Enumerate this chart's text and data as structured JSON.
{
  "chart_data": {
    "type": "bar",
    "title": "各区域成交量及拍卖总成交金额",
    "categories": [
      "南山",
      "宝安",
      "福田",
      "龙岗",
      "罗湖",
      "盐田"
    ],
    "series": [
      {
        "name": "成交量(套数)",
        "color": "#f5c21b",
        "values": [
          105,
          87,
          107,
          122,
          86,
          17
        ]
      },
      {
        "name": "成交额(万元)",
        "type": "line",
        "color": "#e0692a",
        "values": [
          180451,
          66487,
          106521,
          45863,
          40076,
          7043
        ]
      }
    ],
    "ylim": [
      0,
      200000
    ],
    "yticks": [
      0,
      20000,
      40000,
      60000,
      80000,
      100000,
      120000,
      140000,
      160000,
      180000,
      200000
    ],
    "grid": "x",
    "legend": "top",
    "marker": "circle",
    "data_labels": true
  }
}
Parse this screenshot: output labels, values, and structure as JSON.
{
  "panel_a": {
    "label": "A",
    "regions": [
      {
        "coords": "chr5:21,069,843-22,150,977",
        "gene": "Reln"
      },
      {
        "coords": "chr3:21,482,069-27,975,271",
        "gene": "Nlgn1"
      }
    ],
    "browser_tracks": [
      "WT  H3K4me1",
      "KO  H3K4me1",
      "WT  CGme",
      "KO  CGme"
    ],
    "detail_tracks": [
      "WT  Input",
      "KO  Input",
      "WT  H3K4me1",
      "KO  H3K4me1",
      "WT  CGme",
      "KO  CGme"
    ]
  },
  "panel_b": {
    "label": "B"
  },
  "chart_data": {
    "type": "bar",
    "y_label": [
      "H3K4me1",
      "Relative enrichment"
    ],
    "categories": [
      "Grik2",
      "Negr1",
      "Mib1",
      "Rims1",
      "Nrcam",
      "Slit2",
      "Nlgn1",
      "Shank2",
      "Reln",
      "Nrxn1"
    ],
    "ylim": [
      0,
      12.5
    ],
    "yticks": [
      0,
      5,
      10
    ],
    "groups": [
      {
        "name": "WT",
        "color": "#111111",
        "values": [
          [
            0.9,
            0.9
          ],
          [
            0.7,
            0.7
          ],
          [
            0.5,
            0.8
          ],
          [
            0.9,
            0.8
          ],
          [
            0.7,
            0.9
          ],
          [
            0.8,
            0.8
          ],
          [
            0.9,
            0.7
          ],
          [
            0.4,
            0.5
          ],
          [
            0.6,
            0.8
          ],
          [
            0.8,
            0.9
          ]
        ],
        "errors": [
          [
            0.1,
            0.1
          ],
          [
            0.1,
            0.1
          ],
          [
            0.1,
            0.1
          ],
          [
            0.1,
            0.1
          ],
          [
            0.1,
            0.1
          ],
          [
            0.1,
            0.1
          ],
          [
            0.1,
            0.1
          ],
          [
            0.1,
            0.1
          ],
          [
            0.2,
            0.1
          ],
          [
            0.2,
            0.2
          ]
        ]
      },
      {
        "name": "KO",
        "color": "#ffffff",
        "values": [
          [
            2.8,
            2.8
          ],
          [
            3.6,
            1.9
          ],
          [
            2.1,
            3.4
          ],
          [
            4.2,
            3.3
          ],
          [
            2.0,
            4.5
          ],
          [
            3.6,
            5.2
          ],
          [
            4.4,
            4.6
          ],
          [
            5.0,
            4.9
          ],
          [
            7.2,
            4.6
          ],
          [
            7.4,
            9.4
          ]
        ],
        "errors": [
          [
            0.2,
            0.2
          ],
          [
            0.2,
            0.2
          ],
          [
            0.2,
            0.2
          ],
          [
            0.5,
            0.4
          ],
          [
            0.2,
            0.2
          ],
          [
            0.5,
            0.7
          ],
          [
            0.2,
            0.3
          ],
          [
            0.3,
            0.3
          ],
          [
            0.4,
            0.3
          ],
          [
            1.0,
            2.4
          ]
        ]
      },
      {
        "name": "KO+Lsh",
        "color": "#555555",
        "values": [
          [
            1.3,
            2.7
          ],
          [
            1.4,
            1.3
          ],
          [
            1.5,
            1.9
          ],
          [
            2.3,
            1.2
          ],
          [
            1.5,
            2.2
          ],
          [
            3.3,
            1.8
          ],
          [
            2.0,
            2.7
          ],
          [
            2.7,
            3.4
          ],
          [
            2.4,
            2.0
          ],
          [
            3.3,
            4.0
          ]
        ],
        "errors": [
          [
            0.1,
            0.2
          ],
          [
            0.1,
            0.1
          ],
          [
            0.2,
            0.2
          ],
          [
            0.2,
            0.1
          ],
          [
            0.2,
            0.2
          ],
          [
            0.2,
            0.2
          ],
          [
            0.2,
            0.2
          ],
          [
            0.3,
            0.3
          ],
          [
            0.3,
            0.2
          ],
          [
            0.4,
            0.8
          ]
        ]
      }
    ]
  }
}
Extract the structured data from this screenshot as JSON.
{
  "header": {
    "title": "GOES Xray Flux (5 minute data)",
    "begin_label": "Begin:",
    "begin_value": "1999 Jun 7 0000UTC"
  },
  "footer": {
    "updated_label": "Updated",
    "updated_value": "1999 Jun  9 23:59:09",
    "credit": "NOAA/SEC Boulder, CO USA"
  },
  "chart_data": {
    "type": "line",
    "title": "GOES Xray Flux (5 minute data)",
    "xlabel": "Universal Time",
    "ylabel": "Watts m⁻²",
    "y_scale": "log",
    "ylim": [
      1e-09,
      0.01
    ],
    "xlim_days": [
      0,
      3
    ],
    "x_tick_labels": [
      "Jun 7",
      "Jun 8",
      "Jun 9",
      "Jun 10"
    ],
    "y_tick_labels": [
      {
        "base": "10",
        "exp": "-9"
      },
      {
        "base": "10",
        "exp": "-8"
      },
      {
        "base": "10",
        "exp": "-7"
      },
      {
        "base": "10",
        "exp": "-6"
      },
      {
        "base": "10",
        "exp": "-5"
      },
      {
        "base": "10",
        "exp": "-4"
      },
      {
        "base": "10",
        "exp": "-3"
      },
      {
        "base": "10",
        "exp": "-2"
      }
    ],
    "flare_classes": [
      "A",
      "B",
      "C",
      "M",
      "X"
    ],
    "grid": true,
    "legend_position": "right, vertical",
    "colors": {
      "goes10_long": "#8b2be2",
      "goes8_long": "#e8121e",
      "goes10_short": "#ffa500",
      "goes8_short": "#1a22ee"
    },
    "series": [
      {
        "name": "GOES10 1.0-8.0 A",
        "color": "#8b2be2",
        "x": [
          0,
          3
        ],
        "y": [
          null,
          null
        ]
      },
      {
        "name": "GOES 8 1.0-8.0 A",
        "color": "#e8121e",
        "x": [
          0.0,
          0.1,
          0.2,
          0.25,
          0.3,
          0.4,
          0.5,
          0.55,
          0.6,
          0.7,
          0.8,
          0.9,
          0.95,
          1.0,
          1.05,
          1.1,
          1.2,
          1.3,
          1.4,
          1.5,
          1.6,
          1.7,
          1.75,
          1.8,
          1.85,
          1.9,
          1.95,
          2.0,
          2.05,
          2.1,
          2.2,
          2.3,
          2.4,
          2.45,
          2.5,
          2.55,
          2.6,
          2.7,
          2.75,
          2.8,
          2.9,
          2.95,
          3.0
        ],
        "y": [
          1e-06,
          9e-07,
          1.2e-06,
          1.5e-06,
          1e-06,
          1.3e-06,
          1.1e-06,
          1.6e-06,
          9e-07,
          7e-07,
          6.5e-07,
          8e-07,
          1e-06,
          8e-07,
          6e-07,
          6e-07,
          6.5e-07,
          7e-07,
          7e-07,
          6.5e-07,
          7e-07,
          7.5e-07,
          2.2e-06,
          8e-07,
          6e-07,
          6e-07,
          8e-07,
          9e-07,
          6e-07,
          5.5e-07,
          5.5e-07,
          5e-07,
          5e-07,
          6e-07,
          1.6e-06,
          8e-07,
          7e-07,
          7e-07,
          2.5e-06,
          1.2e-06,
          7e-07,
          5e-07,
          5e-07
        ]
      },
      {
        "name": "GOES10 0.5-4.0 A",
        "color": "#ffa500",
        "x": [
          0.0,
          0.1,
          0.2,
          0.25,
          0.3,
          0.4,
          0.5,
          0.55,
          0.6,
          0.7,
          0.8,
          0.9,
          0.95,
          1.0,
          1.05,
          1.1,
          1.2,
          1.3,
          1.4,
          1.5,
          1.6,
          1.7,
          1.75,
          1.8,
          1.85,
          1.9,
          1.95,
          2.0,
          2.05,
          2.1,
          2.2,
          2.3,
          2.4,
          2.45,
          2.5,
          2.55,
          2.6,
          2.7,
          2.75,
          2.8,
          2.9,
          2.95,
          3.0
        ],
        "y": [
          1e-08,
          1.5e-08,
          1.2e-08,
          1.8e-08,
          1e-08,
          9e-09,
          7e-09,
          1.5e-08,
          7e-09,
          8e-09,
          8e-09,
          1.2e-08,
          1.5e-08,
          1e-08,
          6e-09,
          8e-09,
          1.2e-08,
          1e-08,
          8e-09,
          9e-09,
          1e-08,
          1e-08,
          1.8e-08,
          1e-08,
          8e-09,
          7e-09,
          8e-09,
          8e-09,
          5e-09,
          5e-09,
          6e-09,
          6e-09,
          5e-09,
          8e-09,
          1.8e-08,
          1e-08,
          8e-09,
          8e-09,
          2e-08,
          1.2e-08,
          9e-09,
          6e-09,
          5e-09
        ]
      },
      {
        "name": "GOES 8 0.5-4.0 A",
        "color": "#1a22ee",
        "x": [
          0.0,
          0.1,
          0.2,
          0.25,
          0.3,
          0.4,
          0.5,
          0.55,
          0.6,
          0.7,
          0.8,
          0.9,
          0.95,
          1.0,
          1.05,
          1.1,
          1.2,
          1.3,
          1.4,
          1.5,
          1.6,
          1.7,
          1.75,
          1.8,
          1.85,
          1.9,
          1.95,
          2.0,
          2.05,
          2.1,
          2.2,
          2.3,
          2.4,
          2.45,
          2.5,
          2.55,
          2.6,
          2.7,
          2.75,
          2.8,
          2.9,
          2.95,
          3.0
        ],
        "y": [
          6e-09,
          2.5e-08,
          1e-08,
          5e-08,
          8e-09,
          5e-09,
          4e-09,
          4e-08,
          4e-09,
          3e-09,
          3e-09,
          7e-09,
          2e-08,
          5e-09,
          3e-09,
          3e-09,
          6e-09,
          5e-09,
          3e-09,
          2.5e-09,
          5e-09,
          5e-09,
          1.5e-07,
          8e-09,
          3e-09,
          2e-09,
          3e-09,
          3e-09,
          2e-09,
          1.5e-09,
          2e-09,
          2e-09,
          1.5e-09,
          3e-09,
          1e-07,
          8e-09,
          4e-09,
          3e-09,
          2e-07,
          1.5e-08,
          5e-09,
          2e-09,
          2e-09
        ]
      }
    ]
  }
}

-------

• _Requirement_:
Whichever lines contain the string "JSON", select and copy them.

• _Exercise result_:
Enumerate this chart's text and data as structured JSON.
Parse this screenshot: output labels, values, and structure as JSON.
Extract the structured data from this screenshot as JSON.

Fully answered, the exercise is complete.